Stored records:
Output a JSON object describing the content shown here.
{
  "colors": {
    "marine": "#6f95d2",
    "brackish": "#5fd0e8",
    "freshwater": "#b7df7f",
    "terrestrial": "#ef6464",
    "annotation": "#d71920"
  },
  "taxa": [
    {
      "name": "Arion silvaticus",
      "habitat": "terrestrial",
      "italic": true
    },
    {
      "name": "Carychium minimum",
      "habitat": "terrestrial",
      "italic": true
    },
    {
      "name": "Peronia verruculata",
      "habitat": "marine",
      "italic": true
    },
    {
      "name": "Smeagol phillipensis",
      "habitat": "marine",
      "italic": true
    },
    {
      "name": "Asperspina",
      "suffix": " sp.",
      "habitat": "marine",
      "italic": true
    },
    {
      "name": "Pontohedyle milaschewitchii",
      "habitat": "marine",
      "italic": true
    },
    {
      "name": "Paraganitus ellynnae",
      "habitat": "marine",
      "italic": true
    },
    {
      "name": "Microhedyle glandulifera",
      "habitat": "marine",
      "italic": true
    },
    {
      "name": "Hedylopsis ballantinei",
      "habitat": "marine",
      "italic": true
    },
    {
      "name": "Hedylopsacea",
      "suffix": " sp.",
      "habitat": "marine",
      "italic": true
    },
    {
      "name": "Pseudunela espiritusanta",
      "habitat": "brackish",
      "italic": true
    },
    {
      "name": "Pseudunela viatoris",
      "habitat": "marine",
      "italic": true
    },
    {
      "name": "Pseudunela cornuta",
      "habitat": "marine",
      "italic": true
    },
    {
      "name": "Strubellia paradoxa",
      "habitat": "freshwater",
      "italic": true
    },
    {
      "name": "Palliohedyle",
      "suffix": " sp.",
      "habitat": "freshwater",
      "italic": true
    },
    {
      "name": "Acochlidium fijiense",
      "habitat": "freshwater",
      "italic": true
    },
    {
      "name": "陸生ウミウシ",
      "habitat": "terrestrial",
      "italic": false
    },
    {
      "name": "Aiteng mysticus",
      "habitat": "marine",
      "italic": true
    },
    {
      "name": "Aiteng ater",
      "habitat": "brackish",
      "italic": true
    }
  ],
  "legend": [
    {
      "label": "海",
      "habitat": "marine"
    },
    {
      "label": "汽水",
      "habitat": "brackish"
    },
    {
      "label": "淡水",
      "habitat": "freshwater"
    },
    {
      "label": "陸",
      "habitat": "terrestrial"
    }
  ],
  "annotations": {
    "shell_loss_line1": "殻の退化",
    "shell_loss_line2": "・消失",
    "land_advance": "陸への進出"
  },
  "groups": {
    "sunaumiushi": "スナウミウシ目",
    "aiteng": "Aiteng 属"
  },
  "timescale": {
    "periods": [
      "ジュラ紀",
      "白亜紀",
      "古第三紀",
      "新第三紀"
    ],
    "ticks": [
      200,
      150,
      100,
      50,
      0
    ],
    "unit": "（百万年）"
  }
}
---
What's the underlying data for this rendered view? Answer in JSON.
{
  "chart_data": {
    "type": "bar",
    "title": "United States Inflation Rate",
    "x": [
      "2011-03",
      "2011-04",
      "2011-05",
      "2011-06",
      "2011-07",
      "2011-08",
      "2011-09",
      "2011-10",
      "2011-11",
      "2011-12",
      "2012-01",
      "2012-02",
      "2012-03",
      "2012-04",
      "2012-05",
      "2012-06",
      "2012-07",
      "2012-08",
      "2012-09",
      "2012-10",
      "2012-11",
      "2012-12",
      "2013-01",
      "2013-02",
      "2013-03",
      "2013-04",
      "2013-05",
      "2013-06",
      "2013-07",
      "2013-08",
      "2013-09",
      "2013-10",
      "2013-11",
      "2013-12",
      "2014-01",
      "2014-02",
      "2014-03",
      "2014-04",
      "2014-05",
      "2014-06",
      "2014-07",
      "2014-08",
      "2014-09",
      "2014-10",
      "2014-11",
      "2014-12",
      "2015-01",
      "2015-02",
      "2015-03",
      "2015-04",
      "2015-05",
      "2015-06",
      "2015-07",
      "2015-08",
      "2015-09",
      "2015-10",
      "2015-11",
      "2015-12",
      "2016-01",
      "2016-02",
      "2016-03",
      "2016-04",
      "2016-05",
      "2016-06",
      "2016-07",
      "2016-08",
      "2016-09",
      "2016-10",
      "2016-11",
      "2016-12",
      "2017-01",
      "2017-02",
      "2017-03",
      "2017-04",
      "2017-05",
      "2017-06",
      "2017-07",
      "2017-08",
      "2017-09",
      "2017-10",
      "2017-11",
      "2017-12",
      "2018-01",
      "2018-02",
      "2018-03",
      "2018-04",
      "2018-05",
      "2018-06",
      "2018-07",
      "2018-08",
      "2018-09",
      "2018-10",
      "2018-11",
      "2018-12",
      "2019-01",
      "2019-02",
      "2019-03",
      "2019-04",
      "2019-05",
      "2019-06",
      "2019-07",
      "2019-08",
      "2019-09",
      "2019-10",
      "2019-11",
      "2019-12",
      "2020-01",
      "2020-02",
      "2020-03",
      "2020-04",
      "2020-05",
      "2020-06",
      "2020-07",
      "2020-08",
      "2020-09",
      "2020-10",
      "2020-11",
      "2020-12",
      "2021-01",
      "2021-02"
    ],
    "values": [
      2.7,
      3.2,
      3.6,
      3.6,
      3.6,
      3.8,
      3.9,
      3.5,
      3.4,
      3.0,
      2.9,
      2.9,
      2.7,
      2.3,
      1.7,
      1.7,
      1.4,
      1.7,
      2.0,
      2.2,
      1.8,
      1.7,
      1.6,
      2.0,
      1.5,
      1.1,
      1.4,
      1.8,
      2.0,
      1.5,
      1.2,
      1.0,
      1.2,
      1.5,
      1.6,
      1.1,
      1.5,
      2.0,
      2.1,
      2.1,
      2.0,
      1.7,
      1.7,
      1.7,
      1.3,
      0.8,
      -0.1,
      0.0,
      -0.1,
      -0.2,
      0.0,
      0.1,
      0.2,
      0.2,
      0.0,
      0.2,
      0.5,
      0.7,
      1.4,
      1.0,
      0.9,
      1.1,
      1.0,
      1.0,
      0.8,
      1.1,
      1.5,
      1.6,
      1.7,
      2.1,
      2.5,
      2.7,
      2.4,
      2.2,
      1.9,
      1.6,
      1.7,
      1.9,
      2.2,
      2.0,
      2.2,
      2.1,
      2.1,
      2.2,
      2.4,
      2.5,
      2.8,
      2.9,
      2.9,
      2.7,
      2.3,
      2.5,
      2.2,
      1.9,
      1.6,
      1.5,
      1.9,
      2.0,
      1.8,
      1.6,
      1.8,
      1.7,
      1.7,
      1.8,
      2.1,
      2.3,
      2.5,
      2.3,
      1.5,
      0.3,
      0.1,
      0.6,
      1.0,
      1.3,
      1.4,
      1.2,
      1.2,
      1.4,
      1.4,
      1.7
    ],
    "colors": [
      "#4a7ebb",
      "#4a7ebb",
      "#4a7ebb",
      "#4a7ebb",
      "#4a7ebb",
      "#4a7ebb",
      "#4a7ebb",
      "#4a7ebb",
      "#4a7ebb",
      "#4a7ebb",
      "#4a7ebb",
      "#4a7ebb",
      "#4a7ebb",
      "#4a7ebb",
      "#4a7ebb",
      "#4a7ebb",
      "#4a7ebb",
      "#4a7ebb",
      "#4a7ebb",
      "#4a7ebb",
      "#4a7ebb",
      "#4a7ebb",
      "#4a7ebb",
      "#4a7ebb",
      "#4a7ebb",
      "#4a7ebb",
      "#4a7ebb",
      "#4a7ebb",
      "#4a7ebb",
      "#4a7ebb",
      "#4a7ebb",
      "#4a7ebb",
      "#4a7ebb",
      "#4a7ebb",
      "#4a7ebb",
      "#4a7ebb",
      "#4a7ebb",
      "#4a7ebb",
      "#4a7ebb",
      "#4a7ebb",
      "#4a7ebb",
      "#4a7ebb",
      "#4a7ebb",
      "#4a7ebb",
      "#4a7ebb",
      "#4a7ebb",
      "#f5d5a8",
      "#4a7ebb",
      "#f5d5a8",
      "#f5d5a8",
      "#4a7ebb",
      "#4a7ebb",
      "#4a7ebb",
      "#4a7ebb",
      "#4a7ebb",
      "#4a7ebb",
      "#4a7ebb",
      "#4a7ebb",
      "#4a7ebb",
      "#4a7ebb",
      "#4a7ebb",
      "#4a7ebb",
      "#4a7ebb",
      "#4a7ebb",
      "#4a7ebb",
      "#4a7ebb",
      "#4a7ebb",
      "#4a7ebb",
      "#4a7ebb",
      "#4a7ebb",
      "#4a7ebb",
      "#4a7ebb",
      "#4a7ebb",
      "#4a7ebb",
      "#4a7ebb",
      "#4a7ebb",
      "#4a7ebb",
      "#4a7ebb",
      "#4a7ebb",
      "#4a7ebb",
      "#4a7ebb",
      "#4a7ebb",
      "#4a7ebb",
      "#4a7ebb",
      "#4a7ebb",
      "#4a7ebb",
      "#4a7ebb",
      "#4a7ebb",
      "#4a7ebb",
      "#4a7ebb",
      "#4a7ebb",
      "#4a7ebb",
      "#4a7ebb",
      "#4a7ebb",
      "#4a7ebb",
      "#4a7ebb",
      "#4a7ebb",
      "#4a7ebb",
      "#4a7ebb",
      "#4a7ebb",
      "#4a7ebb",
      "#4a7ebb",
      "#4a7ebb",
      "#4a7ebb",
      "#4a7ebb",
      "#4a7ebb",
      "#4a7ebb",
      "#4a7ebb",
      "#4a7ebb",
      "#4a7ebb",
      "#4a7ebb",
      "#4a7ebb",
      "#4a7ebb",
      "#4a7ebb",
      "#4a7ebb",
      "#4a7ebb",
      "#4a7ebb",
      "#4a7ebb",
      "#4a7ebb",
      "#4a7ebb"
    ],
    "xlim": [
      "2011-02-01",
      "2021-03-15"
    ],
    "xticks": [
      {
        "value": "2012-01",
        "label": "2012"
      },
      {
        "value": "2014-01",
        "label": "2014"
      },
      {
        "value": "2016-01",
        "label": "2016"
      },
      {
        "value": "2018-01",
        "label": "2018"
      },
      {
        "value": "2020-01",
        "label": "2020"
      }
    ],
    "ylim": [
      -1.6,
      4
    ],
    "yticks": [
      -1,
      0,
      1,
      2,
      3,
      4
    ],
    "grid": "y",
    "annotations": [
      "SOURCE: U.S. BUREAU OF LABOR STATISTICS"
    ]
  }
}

(Job)
Identify all lines where the word "Aiteng" shows up. Copy them.

(Correct output)
      "name": "Aiteng mysticus",
      "name": "Aiteng ater",
    "aiteng": "Aiteng 属"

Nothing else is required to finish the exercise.